* **Set task**: Pull out every line below holding the word "Противодействие".

* **Raw data**:

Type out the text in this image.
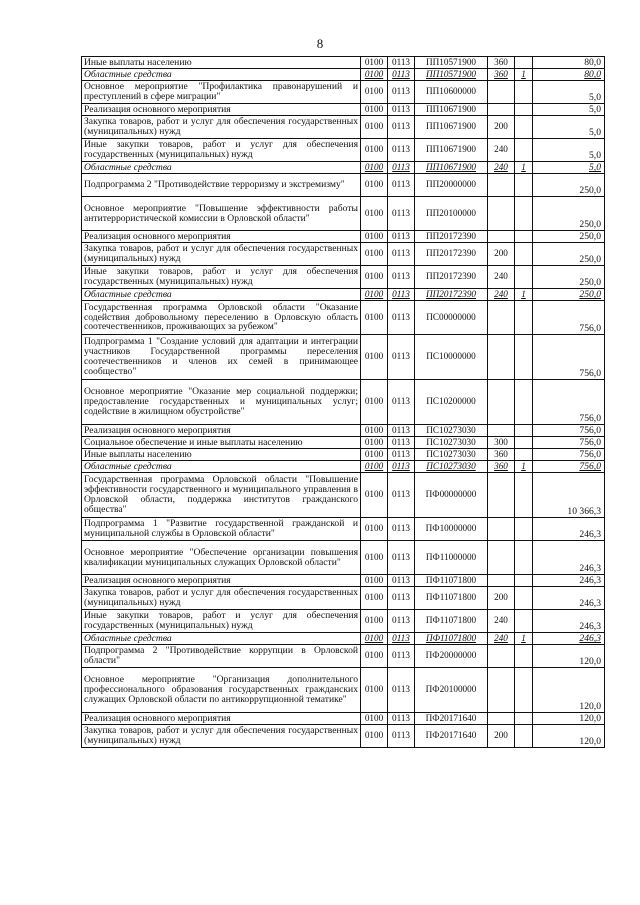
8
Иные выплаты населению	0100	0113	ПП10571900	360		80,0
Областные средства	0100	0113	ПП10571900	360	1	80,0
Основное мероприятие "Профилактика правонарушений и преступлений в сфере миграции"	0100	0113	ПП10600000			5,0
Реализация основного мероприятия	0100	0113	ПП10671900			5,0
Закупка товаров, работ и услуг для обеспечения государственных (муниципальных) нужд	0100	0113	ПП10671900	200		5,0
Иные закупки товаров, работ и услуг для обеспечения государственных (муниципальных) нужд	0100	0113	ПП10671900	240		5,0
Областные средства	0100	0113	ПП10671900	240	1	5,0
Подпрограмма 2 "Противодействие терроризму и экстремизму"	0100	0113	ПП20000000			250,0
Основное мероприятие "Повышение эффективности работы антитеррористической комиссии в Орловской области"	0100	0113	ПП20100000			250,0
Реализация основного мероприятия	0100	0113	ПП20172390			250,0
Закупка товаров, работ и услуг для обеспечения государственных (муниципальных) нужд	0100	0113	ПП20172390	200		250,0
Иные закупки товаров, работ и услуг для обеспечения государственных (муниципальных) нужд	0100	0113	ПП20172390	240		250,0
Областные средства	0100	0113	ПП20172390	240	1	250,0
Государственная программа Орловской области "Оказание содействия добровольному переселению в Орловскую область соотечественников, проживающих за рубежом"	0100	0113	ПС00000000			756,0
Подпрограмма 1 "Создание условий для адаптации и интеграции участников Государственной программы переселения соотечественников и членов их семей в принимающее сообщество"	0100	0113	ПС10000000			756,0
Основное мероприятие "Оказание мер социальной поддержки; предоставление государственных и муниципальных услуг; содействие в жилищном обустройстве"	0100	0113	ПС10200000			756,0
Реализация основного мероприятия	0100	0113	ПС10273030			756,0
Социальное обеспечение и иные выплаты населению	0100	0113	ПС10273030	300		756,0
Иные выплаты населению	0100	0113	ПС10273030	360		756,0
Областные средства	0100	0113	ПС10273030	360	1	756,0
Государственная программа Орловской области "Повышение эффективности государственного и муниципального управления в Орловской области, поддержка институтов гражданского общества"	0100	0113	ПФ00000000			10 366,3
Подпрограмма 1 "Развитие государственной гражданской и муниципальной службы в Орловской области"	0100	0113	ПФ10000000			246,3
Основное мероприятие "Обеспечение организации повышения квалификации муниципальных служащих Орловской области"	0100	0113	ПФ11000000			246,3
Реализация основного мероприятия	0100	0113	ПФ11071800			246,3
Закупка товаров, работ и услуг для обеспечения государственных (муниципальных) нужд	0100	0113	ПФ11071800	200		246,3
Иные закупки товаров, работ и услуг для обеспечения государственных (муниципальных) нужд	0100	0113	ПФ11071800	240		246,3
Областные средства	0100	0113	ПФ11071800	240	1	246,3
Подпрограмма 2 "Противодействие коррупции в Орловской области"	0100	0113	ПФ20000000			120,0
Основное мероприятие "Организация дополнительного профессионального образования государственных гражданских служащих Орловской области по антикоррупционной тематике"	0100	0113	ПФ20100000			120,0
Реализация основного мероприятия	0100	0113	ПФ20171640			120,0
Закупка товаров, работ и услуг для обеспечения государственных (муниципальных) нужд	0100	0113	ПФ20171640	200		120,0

* **Problem solution**:
Подпрограмма 2 "Противодействие терроризму и экстремизму"	0100	0113	ПП20000000			250,0
Подпрограмма 2 "Противодействие коррупции в Орловской области"	0100	0113	ПФ20000000			120,0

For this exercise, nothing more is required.